------ DATA SHOWN

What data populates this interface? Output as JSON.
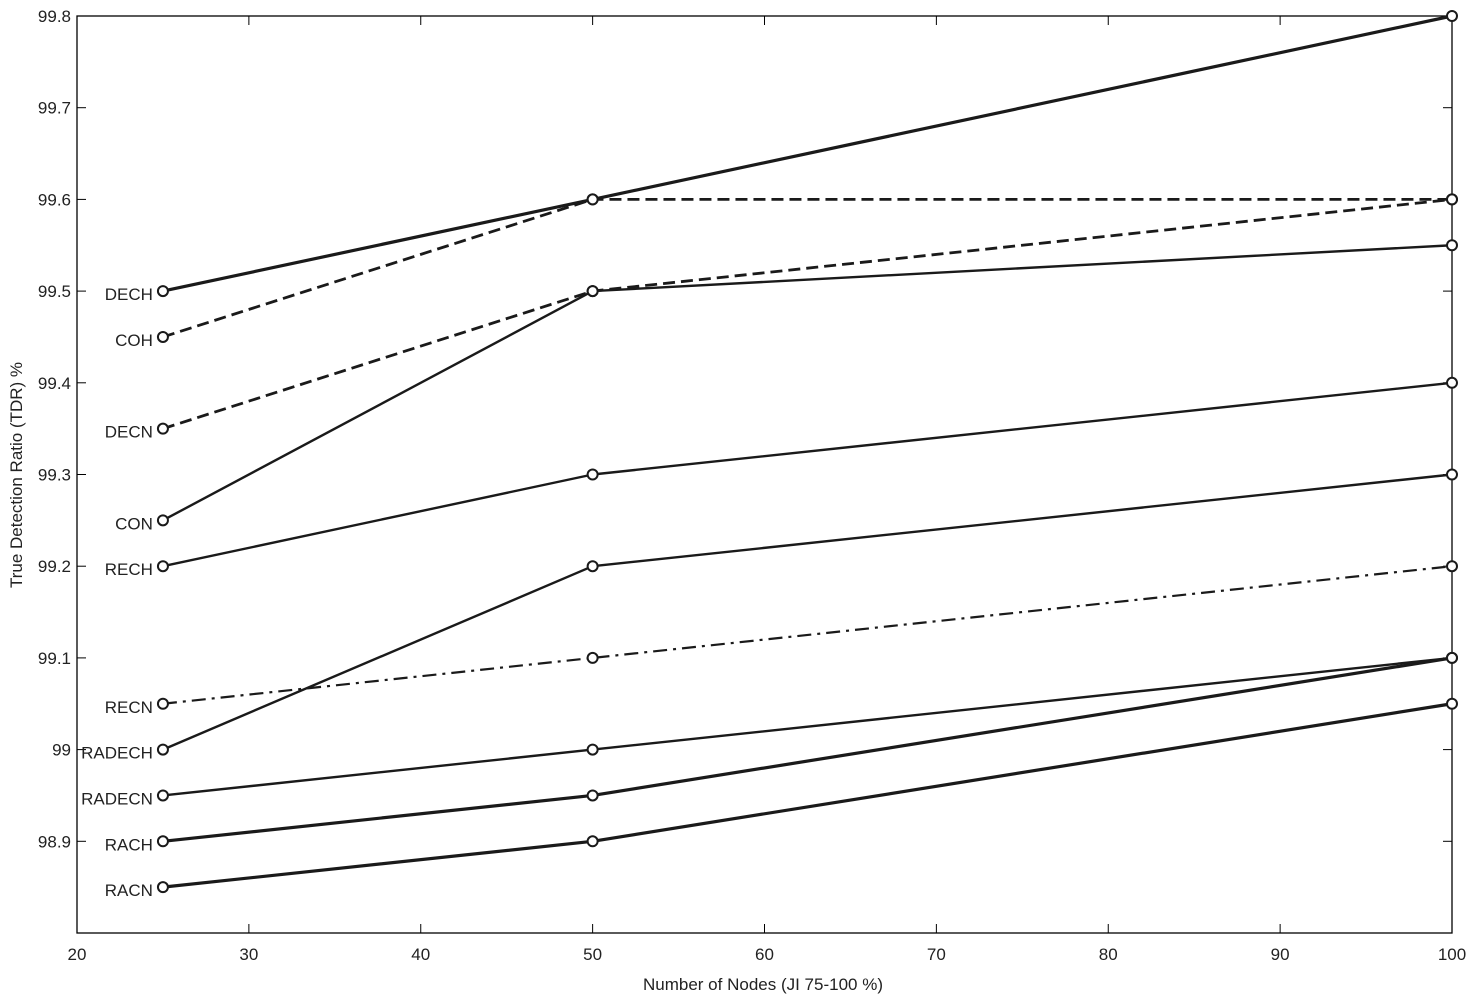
{
  "chart_data": {
    "type": "line",
    "title": "",
    "xlabel": "Number of Nodes (JI 75-100 %)",
    "ylabel": "True Detection Ratio (TDR) %",
    "xlim": [
      20,
      100
    ],
    "ylim": [
      98.8,
      99.8
    ],
    "xticks": [
      20,
      30,
      40,
      50,
      60,
      70,
      80,
      90,
      100
    ],
    "yticks": [
      "98.9",
      "99",
      "99.1",
      "99.2",
      "99.3",
      "99.4",
      "99.5",
      "99.6",
      "99.7",
      "99.8"
    ],
    "grid": false,
    "legend": "none (series labeled inline at left)",
    "x": [
      25,
      50,
      100
    ],
    "series": [
      {
        "name": "DECH",
        "values": [
          99.5,
          99.6,
          99.8
        ],
        "style": "solid-bold"
      },
      {
        "name": "COH",
        "values": [
          99.45,
          99.6,
          99.6
        ],
        "style": "dashed"
      },
      {
        "name": "DECN",
        "values": [
          99.35,
          99.5,
          99.6
        ],
        "style": "dashed"
      },
      {
        "name": "CON",
        "values": [
          99.25,
          99.5,
          99.55
        ],
        "style": "solid"
      },
      {
        "name": "RECH",
        "values": [
          99.2,
          99.3,
          99.4
        ],
        "style": "solid"
      },
      {
        "name": "RECN",
        "values": [
          99.05,
          99.1,
          99.2
        ],
        "style": "dashdot"
      },
      {
        "name": "RADECH",
        "values": [
          99.0,
          99.2,
          99.3
        ],
        "style": "solid"
      },
      {
        "name": "RADECN",
        "values": [
          98.95,
          99.0,
          99.1
        ],
        "style": "solid"
      },
      {
        "name": "RACH",
        "values": [
          98.9,
          98.95,
          99.1
        ],
        "style": "solid-bold"
      },
      {
        "name": "RACN",
        "values": [
          98.85,
          98.9,
          99.05
        ],
        "style": "solid-bold"
      }
    ],
    "colors": {
      "line": "#1a1a1a",
      "axis": "#000000"
    }
  }
}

------------

* _EXERCISE DIRECTIONS_: Reproduce the whole listing word for word, setting aside any pictures.

* _FINAL RESULT_:
What data populates this interface? Output as JSON.
{
  "chart_data": {
    "type": "line",
    "title": "",
    "xlabel": "Number of Nodes (JI 75-100 %)",
    "ylabel": "True Detection Ratio (TDR) %",
    "xlim": [
      20,
      100
    ],
    "ylim": [
      98.8,
      99.8
    ],
    "xticks": [
      20,
      30,
      40,
      50,
      60,
      70,
      80,
      90,
      100
    ],
    "yticks": [
      "98.9",
      "99",
      "99.1",
      "99.2",
      "99.3",
      "99.4",
      "99.5",
      "99.6",
      "99.7",
      "99.8"
    ],
    "grid": false,
    "legend": "none (series labeled inline at left)",
    "x": [
      25,
      50,
      100
    ],
    "series": [
      {
        "name": "DECH",
        "values": [
          99.5,
          99.6,
          99.8
        ],
        "style": "solid-bold"
      },
      {
        "name": "COH",
        "values": [
          99.45,
          99.6,
          99.6
        ],
        "style": "dashed"
      },
      {
        "name": "DECN",
        "values": [
          99.35,
          99.5,
          99.6
        ],
        "style": "dashed"
      },
      {
        "name": "CON",
        "values": [
          99.25,
          99.5,
          99.55
        ],
        "style": "solid"
      },
      {
        "name": "RECH",
        "values": [
          99.2,
          99.3,
          99.4
        ],
        "style": "solid"
      },
      {
        "name": "RECN",
        "values": [
          99.05,
          99.1,
          99.2
        ],
        "style": "dashdot"
      },
      {
        "name": "RADECH",
        "values": [
          99.0,
          99.2,
          99.3
        ],
        "style": "solid"
      },
      {
        "name": "RADECN",
        "values": [
          98.95,
          99.0,
          99.1
        ],
        "style": "solid"
      },
      {
        "name": "RACH",
        "values": [
          98.9,
          98.95,
          99.1
        ],
        "style": "solid-bold"
      },
      {
        "name": "RACN",
        "values": [
          98.85,
          98.9,
          99.05
        ],
        "style": "solid-bold"
      }
    ],
    "colors": {
      "line": "#1a1a1a",
      "axis": "#000000"
    }
  }
}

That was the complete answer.